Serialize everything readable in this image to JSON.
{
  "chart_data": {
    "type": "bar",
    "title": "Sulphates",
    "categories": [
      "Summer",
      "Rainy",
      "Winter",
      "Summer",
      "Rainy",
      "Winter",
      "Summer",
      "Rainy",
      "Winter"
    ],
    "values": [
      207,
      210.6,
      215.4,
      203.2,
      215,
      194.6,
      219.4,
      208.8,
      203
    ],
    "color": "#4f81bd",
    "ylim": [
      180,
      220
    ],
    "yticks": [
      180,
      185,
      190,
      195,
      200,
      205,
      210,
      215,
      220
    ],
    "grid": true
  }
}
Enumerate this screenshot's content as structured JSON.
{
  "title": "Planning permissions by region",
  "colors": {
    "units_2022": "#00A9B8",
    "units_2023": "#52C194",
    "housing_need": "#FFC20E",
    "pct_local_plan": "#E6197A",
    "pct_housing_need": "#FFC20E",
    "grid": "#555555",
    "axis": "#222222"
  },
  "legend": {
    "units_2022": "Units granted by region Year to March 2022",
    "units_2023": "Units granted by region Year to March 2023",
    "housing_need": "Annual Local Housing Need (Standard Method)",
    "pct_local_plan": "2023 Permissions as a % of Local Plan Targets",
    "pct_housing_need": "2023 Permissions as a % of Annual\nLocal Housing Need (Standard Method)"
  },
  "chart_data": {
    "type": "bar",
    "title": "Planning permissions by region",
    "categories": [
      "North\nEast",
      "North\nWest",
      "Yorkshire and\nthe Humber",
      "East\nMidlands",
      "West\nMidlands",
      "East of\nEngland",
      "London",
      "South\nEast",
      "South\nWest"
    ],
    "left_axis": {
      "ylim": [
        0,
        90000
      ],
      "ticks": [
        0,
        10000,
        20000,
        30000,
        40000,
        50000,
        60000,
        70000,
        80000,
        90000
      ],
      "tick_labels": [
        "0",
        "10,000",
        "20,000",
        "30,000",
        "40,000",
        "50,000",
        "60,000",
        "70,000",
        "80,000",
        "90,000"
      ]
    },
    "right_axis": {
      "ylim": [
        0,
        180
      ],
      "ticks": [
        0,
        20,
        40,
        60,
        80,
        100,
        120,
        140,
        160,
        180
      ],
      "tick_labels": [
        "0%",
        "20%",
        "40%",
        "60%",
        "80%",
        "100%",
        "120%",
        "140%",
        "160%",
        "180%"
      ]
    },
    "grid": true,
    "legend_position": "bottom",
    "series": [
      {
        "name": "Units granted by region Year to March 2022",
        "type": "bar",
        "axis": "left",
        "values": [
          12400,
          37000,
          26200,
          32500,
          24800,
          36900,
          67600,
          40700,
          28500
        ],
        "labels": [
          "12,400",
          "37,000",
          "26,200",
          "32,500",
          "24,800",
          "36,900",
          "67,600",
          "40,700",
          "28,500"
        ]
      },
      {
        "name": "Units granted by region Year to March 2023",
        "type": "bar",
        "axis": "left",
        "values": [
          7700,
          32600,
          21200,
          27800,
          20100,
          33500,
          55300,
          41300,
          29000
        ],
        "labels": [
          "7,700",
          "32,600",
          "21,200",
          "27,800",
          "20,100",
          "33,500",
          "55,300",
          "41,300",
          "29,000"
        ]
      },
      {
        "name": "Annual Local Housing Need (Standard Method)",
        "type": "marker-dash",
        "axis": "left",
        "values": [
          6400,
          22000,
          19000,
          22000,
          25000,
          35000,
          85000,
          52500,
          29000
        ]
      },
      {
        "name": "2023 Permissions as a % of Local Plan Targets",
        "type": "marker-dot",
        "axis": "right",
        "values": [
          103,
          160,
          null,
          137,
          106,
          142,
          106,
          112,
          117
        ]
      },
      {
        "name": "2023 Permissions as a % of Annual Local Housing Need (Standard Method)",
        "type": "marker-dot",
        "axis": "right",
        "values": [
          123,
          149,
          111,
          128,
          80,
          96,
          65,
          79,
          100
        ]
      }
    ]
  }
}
■ ■ ■ ■ ■ ■ ■
> **Challenge**
All of the material above needs to be retyped word for word.

> **Exercise solution**
Serialize everything readable in this image to JSON.
{
  "chart_data": {
    "type": "bar",
    "title": "Sulphates",
    "categories": [
      "Summer",
      "Rainy",
      "Winter",
      "Summer",
      "Rainy",
      "Winter",
      "Summer",
      "Rainy",
      "Winter"
    ],
    "values": [
      207,
      210.6,
      215.4,
      203.2,
      215,
      194.6,
      219.4,
      208.8,
      203
    ],
    "color": "#4f81bd",
    "ylim": [
      180,
      220
    ],
    "yticks": [
      180,
      185,
      190,
      195,
      200,
      205,
      210,
      215,
      220
    ],
    "grid": true
  }
}
Enumerate this screenshot's content as structured JSON.
{
  "title": "Planning permissions by region",
  "colors": {
    "units_2022": "#00A9B8",
    "units_2023": "#52C194",
    "housing_need": "#FFC20E",
    "pct_local_plan": "#E6197A",
    "pct_housing_need": "#FFC20E",
    "grid": "#555555",
    "axis": "#222222"
  },
  "legend": {
    "units_2022": "Units granted by region Year to March 2022",
    "units_2023": "Units granted by region Year to March 2023",
    "housing_need": "Annual Local Housing Need (Standard Method)",
    "pct_local_plan": "2023 Permissions as a % of Local Plan Targets",
    "pct_housing_need": "2023 Permissions as a % of Annual\nLocal Housing Need (Standard Method)"
  },
  "chart_data": {
    "type": "bar",
    "title": "Planning permissions by region",
    "categories": [
      "North\nEast",
      "North\nWest",
      "Yorkshire and\nthe Humber",
      "East\nMidlands",
      "West\nMidlands",
      "East of\nEngland",
      "London",
      "South\nEast",
      "South\nWest"
    ],
    "left_axis": {
      "ylim": [
        0,
        90000
      ],
      "ticks": [
        0,
        10000,
        20000,
        30000,
        40000,
        50000,
        60000,
        70000,
        80000,
        90000
      ],
      "tick_labels": [
        "0",
        "10,000",
        "20,000",
        "30,000",
        "40,000",
        "50,000",
        "60,000",
        "70,000",
        "80,000",
        "90,000"
      ]
    },
    "right_axis": {
      "ylim": [
        0,
        180
      ],
      "ticks": [
        0,
        20,
        40,
        60,
        80,
        100,
        120,
        140,
        160,
        180
      ],
      "tick_labels": [
        "0%",
        "20%",
        "40%",
        "60%",
        "80%",
        "100%",
        "120%",
        "140%",
        "160%",
        "180%"
      ]
    },
    "grid": true,
    "legend_position": "bottom",
    "series": [
      {
        "name": "Units granted by region Year to March 2022",
        "type": "bar",
        "axis": "left",
        "values": [
          12400,
          37000,
          26200,
          32500,
          24800,
          36900,
          67600,
          40700,
          28500
        ],
        "labels": [
          "12,400",
          "37,000",
          "26,200",
          "32,500",
          "24,800",
          "36,900",
          "67,600",
          "40,700",
          "28,500"
        ]
      },
      {
        "name": "Units granted by region Year to March 2023",
        "type": "bar",
        "axis": "left",
        "values": [
          7700,
          32600,
          21200,
          27800,
          20100,
          33500,
          55300,
          41300,
          29000
        ],
        "labels": [
          "7,700",
          "32,600",
          "21,200",
          "27,800",
          "20,100",
          "33,500",
          "55,300",
          "41,300",
          "29,000"
        ]
      },
      {
        "name": "Annual Local Housing Need (Standard Method)",
        "type": "marker-dash",
        "axis": "left",
        "values": [
          6400,
          22000,
          19000,
          22000,
          25000,
          35000,
          85000,
          52500,
          29000
        ]
      },
      {
        "name": "2023 Permissions as a % of Local Plan Targets",
        "type": "marker-dot",
        "axis": "right",
        "values": [
          103,
          160,
          null,
          137,
          106,
          142,
          106,
          112,
          117
        ]
      },
      {
        "name": "2023 Permissions as a % of Annual Local Housing Need (Standard Method)",
        "type": "marker-dot",
        "axis": "right",
        "values": [
          123,
          149,
          111,
          128,
          80,
          96,
          65,
          79,
          100
        ]
      }
    ]
  }
}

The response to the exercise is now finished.